-------- PROVIDED INFORMATION --------
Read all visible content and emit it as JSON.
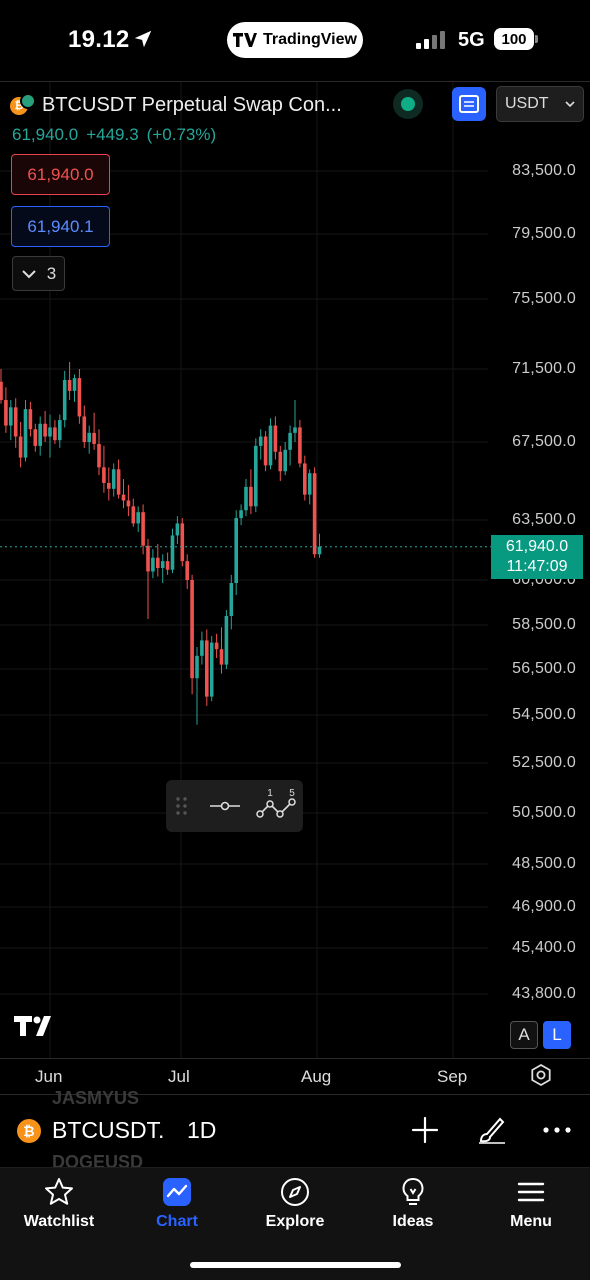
{
  "status_bar": {
    "time": "19.12",
    "app_pill": "TradingView",
    "network": "5G",
    "battery": "100"
  },
  "header": {
    "symbol_title": "BTCUSDT Perpetual Swap Con...",
    "currency": "USDT",
    "last_price": "61,940.0",
    "change_abs": "+449.3",
    "change_pct": "(+0.73%)",
    "bid": "61,940.0",
    "ask": "61,940.1",
    "indicators_count": "3"
  },
  "chart_data": {
    "type": "candlestick",
    "interval": "1D",
    "x_ticks": [
      "Jun",
      "Jul",
      "Aug",
      "Sep"
    ],
    "y_ticks": [
      "83,500.0",
      "79,500.0",
      "75,500.0",
      "71,500.0",
      "67,500.0",
      "63,500.0",
      "60,000.0",
      "58,500.0",
      "56,500.0",
      "54,500.0",
      "52,500.0",
      "50,500.0",
      "48,500.0",
      "46,900.0",
      "45,400.0",
      "43,800.0"
    ],
    "last_price_tag": "61,940.0",
    "countdown": "11:47:09",
    "up_color": "#26a69a",
    "down_color": "#ef5350",
    "candles": [
      [
        70800,
        71500,
        69600,
        69800
      ],
      [
        69800,
        70500,
        68000,
        68400
      ],
      [
        68400,
        69800,
        67600,
        69400
      ],
      [
        69400,
        69900,
        67200,
        67800
      ],
      [
        67800,
        68600,
        66200,
        66700
      ],
      [
        66700,
        69800,
        66500,
        69300
      ],
      [
        69300,
        69700,
        67800,
        68200
      ],
      [
        68200,
        68500,
        67000,
        67300
      ],
      [
        67300,
        68900,
        66800,
        68500
      ],
      [
        68500,
        69200,
        67500,
        67800
      ],
      [
        67800,
        69000,
        66700,
        68300
      ],
      [
        68300,
        68700,
        67400,
        67600
      ],
      [
        67600,
        69000,
        67200,
        68700
      ],
      [
        68700,
        71400,
        68300,
        70900
      ],
      [
        70900,
        71900,
        69800,
        70300
      ],
      [
        70300,
        71200,
        69700,
        71000
      ],
      [
        71000,
        71500,
        68500,
        68900
      ],
      [
        68900,
        69500,
        67200,
        67500
      ],
      [
        67500,
        68400,
        66900,
        68000
      ],
      [
        68000,
        69100,
        67100,
        67400
      ],
      [
        67400,
        68200,
        65800,
        66200
      ],
      [
        66200,
        67300,
        64900,
        65400
      ],
      [
        65400,
        66200,
        64500,
        65100
      ],
      [
        65100,
        66400,
        64700,
        66100
      ],
      [
        66100,
        66600,
        64600,
        64800
      ],
      [
        64800,
        65600,
        64100,
        64500
      ],
      [
        64500,
        65300,
        63700,
        64200
      ],
      [
        64200,
        64600,
        63100,
        63300
      ],
      [
        63300,
        64200,
        62800,
        63900
      ],
      [
        63900,
        64300,
        61500,
        62000
      ],
      [
        62000,
        62400,
        58700,
        60500
      ],
      [
        60500,
        61800,
        60100,
        61300
      ],
      [
        61300,
        62100,
        60200,
        60700
      ],
      [
        60700,
        61500,
        59900,
        61100
      ],
      [
        61100,
        61600,
        60300,
        60600
      ],
      [
        60600,
        63000,
        60400,
        62600
      ],
      [
        62600,
        63700,
        62100,
        63300
      ],
      [
        63300,
        63600,
        60800,
        61100
      ],
      [
        61100,
        61500,
        59700,
        60000
      ],
      [
        60000,
        60300,
        55400,
        56100
      ],
      [
        56100,
        57500,
        54100,
        57100
      ],
      [
        57100,
        58200,
        56700,
        57800
      ],
      [
        57800,
        58300,
        54900,
        55300
      ],
      [
        55300,
        58000,
        55100,
        57700
      ],
      [
        57700,
        58100,
        57000,
        57400
      ],
      [
        57400,
        58400,
        56300,
        56700
      ],
      [
        56700,
        59000,
        56500,
        58800
      ],
      [
        58800,
        60300,
        58300,
        59900
      ],
      [
        59900,
        64000,
        59500,
        63600
      ],
      [
        63600,
        64300,
        63200,
        64000
      ],
      [
        64000,
        65600,
        63700,
        65200
      ],
      [
        65200,
        66100,
        63800,
        64200
      ],
      [
        64200,
        67700,
        63900,
        67300
      ],
      [
        67300,
        68200,
        66600,
        67800
      ],
      [
        67800,
        68100,
        66000,
        66300
      ],
      [
        66300,
        68800,
        66100,
        68400
      ],
      [
        68400,
        68900,
        66600,
        67000
      ],
      [
        67000,
        67300,
        65500,
        66000
      ],
      [
        66000,
        67500,
        65800,
        67100
      ],
      [
        67100,
        68400,
        66300,
        68000
      ],
      [
        68000,
        69800,
        67500,
        68300
      ],
      [
        68300,
        68700,
        66200,
        66400
      ],
      [
        66400,
        66800,
        64500,
        64800
      ],
      [
        64800,
        66100,
        64300,
        65900
      ],
      [
        65900,
        66200,
        61300,
        61500
      ],
      [
        61500,
        62700,
        61300,
        61940
      ]
    ]
  },
  "toolbar": {
    "label_1": "1",
    "label_5": "5",
    "align_a": "A",
    "align_l": "L"
  },
  "symbol_strip": {
    "symbol": "BTCUSDT.",
    "interval": "1D",
    "ghost_above": "JASMYUS",
    "ghost_below": "DOGEUSD"
  },
  "tabs": [
    {
      "label": "Watchlist",
      "icon": "star-icon"
    },
    {
      "label": "Chart",
      "icon": "chart-icon"
    },
    {
      "label": "Explore",
      "icon": "compass-icon"
    },
    {
      "label": "Ideas",
      "icon": "lightbulb-icon"
    },
    {
      "label": "Menu",
      "icon": "hamburger-icon"
    }
  ]
}
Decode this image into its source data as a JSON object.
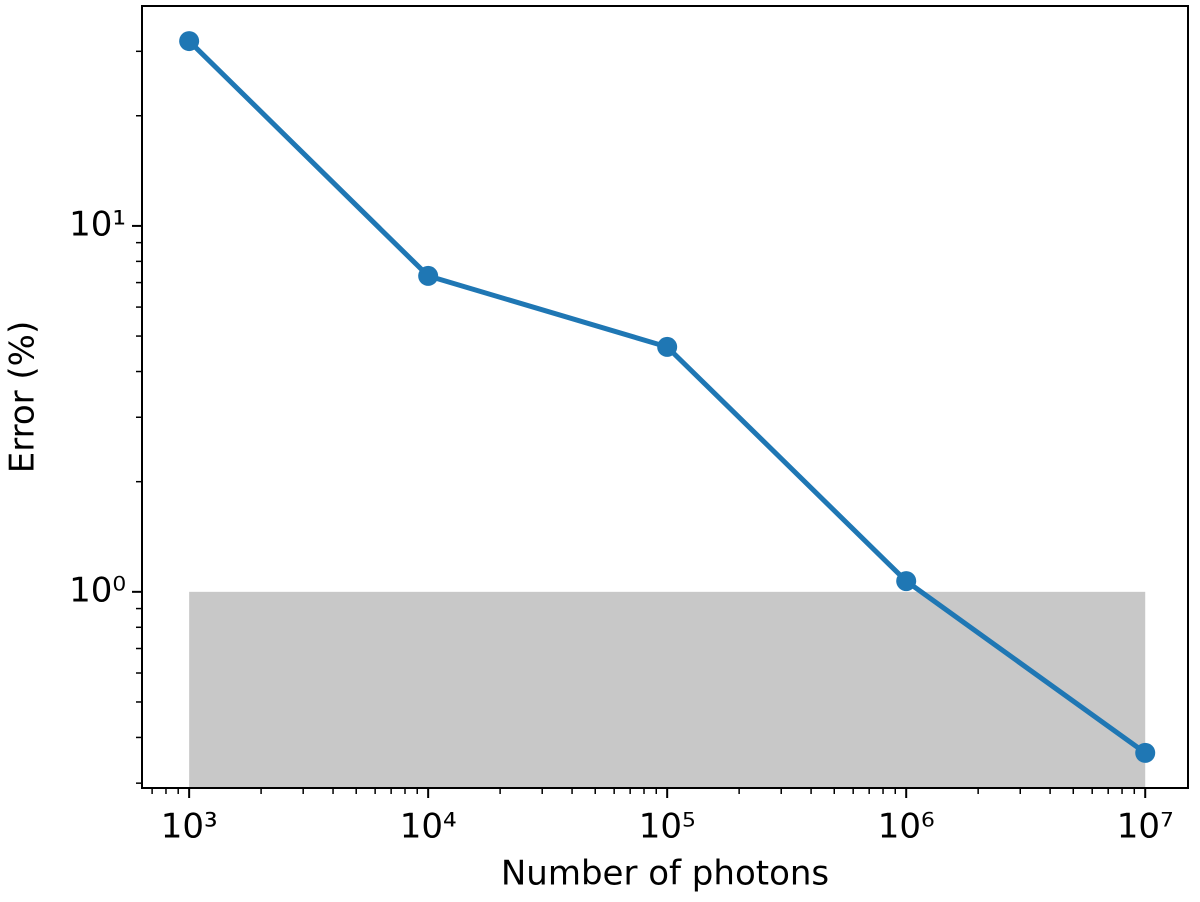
--------
• **EXERCISE TASK**: Leave the pictures out, and transcribe each of the records exactly.

• **SOLUTION TO THE EXERCISE**:
Read all visible content and emit it as JSON.
{
  "status_bar": {
    "time": "19.12",
    "app_pill": "TradingView",
    "network": "5G",
    "battery": "100"
  },
  "header": {
    "symbol_title": "BTCUSDT Perpetual Swap Con...",
    "currency": "USDT",
    "last_price": "61,940.0",
    "change_abs": "+449.3",
    "change_pct": "(+0.73%)",
    "bid": "61,940.0",
    "ask": "61,940.1",
    "indicators_count": "3"
  },
  "chart_data": {
    "type": "candlestick",
    "interval": "1D",
    "x_ticks": [
      "Jun",
      "Jul",
      "Aug",
      "Sep"
    ],
    "y_ticks": [
      "83,500.0",
      "79,500.0",
      "75,500.0",
      "71,500.0",
      "67,500.0",
      "63,500.0",
      "60,000.0",
      "58,500.0",
      "56,500.0",
      "54,500.0",
      "52,500.0",
      "50,500.0",
      "48,500.0",
      "46,900.0",
      "45,400.0",
      "43,800.0"
    ],
    "last_price_tag": "61,940.0",
    "countdown": "11:47:09",
    "up_color": "#26a69a",
    "down_color": "#ef5350",
    "candles": [
      [
        70800,
        71500,
        69600,
        69800
      ],
      [
        69800,
        70500,
        68000,
        68400
      ],
      [
        68400,
        69800,
        67600,
        69400
      ],
      [
        69400,
        69900,
        67200,
        67800
      ],
      [
        67800,
        68600,
        66200,
        66700
      ],
      [
        66700,
        69800,
        66500,
        69300
      ],
      [
        69300,
        69700,
        67800,
        68200
      ],
      [
        68200,
        68500,
        67000,
        67300
      ],
      [
        67300,
        68900,
        66800,
        68500
      ],
      [
        68500,
        69200,
        67500,
        67800
      ],
      [
        67800,
        69000,
        66700,
        68300
      ],
      [
        68300,
        68700,
        67400,
        67600
      ],
      [
        67600,
        69000,
        67200,
        68700
      ],
      [
        68700,
        71400,
        68300,
        70900
      ],
      [
        70900,
        71900,
        69800,
        70300
      ],
      [
        70300,
        71200,
        69700,
        71000
      ],
      [
        71000,
        71500,
        68500,
        68900
      ],
      [
        68900,
        69500,
        67200,
        67500
      ],
      [
        67500,
        68400,
        66900,
        68000
      ],
      [
        68000,
        69100,
        67100,
        67400
      ],
      [
        67400,
        68200,
        65800,
        66200
      ],
      [
        66200,
        67300,
        64900,
        65400
      ],
      [
        65400,
        66200,
        64500,
        65100
      ],
      [
        65100,
        66400,
        64700,
        66100
      ],
      [
        66100,
        66600,
        64600,
        64800
      ],
      [
        64800,
        65600,
        64100,
        64500
      ],
      [
        64500,
        65300,
        63700,
        64200
      ],
      [
        64200,
        64600,
        63100,
        63300
      ],
      [
        63300,
        64200,
        62800,
        63900
      ],
      [
        63900,
        64300,
        61500,
        62000
      ],
      [
        62000,
        62400,
        58700,
        60500
      ],
      [
        60500,
        61800,
        60100,
        61300
      ],
      [
        61300,
        62100,
        60200,
        60700
      ],
      [
        60700,
        61500,
        59900,
        61100
      ],
      [
        61100,
        61600,
        60300,
        60600
      ],
      [
        60600,
        63000,
        60400,
        62600
      ],
      [
        62600,
        63700,
        62100,
        63300
      ],
      [
        63300,
        63600,
        60800,
        61100
      ],
      [
        61100,
        61500,
        59700,
        60000
      ],
      [
        60000,
        60300,
        55400,
        56100
      ],
      [
        56100,
        57500,
        54100,
        57100
      ],
      [
        57100,
        58200,
        56700,
        57800
      ],
      [
        57800,
        58300,
        54900,
        55300
      ],
      [
        55300,
        58000,
        55100,
        57700
      ],
      [
        57700,
        58100,
        57000,
        57400
      ],
      [
        57400,
        58400,
        56300,
        56700
      ],
      [
        56700,
        59000,
        56500,
        58800
      ],
      [
        58800,
        60300,
        58300,
        59900
      ],
      [
        59900,
        64000,
        59500,
        63600
      ],
      [
        63600,
        64300,
        63200,
        64000
      ],
      [
        64000,
        65600,
        63700,
        65200
      ],
      [
        65200,
        66100,
        63800,
        64200
      ],
      [
        64200,
        67700,
        63900,
        67300
      ],
      [
        67300,
        68200,
        66600,
        67800
      ],
      [
        67800,
        68100,
        66000,
        66300
      ],
      [
        66300,
        68800,
        66100,
        68400
      ],
      [
        68400,
        68900,
        66600,
        67000
      ],
      [
        67000,
        67300,
        65500,
        66000
      ],
      [
        66000,
        67500,
        65800,
        67100
      ],
      [
        67100,
        68400,
        66300,
        68000
      ],
      [
        68000,
        69800,
        67500,
        68300
      ],
      [
        68300,
        68700,
        66200,
        66400
      ],
      [
        66400,
        66800,
        64500,
        64800
      ],
      [
        64800,
        66100,
        64300,
        65900
      ],
      [
        65900,
        66200,
        61300,
        61500
      ],
      [
        61500,
        62700,
        61300,
        61940
      ]
    ]
  },
  "toolbar": {
    "label_1": "1",
    "label_5": "5",
    "align_a": "A",
    "align_l": "L"
  },
  "symbol_strip": {
    "symbol": "BTCUSDT.",
    "interval": "1D",
    "ghost_above": "JASMYUS",
    "ghost_below": "DOGEUSD"
  },
  "tabs": [
    {
      "label": "Watchlist",
      "icon": "star-icon"
    },
    {
      "label": "Chart",
      "icon": "chart-icon"
    },
    {
      "label": "Explore",
      "icon": "compass-icon"
    },
    {
      "label": "Ideas",
      "icon": "lightbulb-icon"
    },
    {
      "label": "Menu",
      "icon": "hamburger-icon"
    }
  ]
}
Decode this image into its source data as a JSON object.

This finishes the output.